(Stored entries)
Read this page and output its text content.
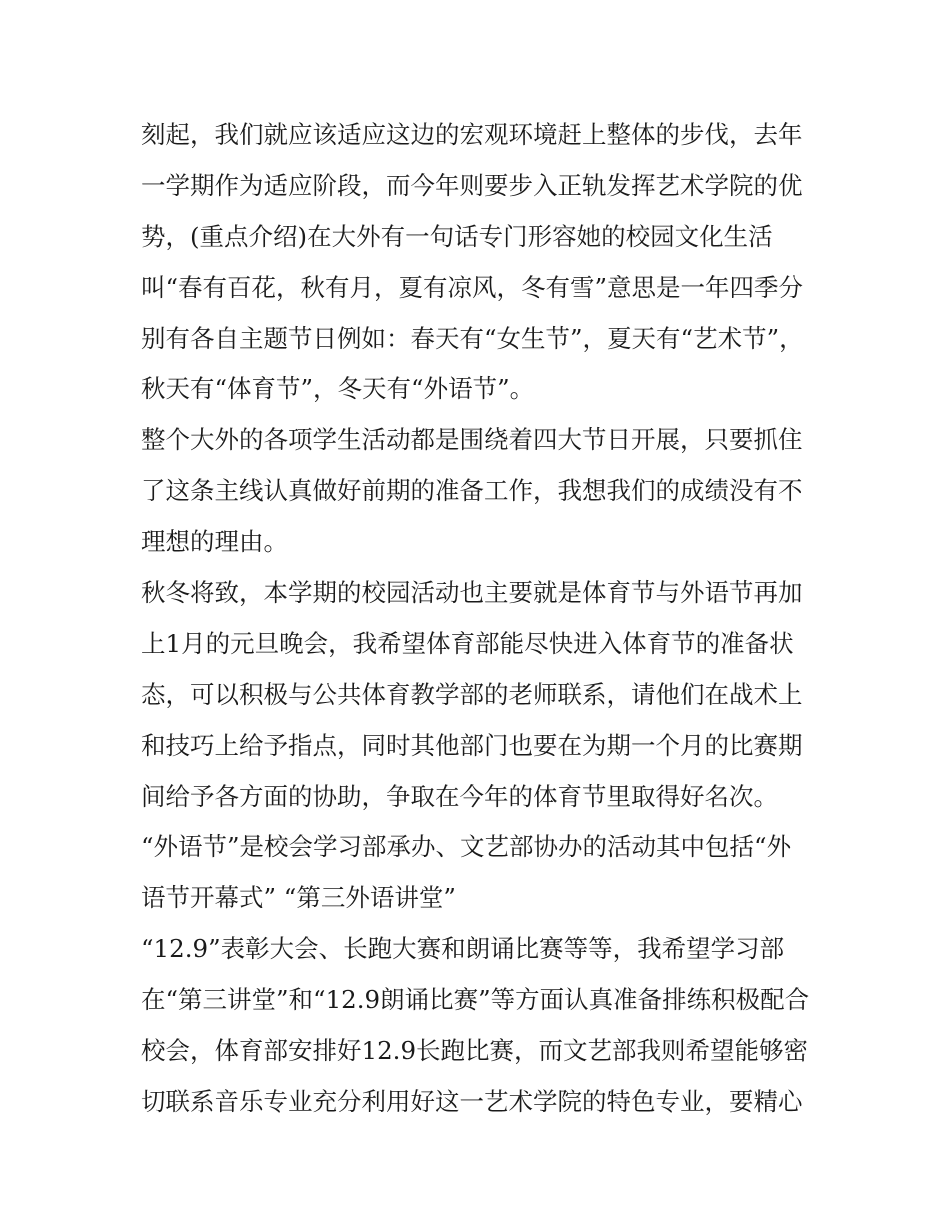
刻起，我们就应该适应这边的宏观环境赶上整体的步伐，去年
一学期作为适应阶段，而今年则要步入正轨发挥艺术学院的优
势，(重点介绍)在大外有一句话专门形容她的校园文化生活
叫“春有百花，秋有月，夏有凉风，冬有雪”意思是一年四季分
别有各自主题节日例如：春天有“女生节”，夏天有“艺术节”，
秋天有“体育节”，冬天有“外语节”。
整个大外的各项学生活动都是围绕着四大节日开展，只要抓住
了这条主线认真做好前期的准备工作，我想我们的成绩没有不
理想的理由。
秋冬将致，本学期的校园活动也主要就是体育节与外语节再加
上1月的元旦晚会，我希望体育部能尽快进入体育节的准备状
态，可以积极与公共体育教学部的老师联系，请他们在战术上
和技巧上给予指点，同时其他部门也要在为期一个月的比赛期
间给予各方面的协助，争取在今年的体育节里取得好名次。
“外语节”是校会学习部承办、文艺部协办的活动其中包括“外
语节开幕式” “第三外语讲堂”
“12.9”表彰大会、长跑大赛和朗诵比赛等等，我希望学习部
在“第三讲堂”和“12.9朗诵比赛”等方面认真准备排练积极配合
校会，体育部安排好12.9长跑比赛，而文艺部我则希望能够密
切联系音乐专业充分利用好这一艺术学院的特色专业，要精心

What you will do: Write out the whole listing exactly, and drop the pictures.

Response:
Read this page and output its text content.
刻起，我们就应该适应这边的宏观环境赶上整体的步伐，去年
一学期作为适应阶段，而今年则要步入正轨发挥艺术学院的优
势，(重点介绍)在大外有一句话专门形容她的校园文化生活
叫“春有百花，秋有月，夏有凉风，冬有雪”意思是一年四季分
别有各自主题节日例如：春天有“女生节”，夏天有“艺术节”，
秋天有“体育节”，冬天有“外语节”。
整个大外的各项学生活动都是围绕着四大节日开展，只要抓住
了这条主线认真做好前期的准备工作，我想我们的成绩没有不
理想的理由。
秋冬将致，本学期的校园活动也主要就是体育节与外语节再加
上1月的元旦晚会，我希望体育部能尽快进入体育节的准备状
态，可以积极与公共体育教学部的老师联系，请他们在战术上
和技巧上给予指点，同时其他部门也要在为期一个月的比赛期
间给予各方面的协助，争取在今年的体育节里取得好名次。
“外语节”是校会学习部承办、文艺部协办的活动其中包括“外
语节开幕式” “第三外语讲堂”
“12.9”表彰大会、长跑大赛和朗诵比赛等等，我希望学习部
在“第三讲堂”和“12.9朗诵比赛”等方面认真准备排练积极配合
校会，体育部安排好12.9长跑比赛，而文艺部我则希望能够密
切联系音乐专业充分利用好这一艺术学院的特色专业，要精心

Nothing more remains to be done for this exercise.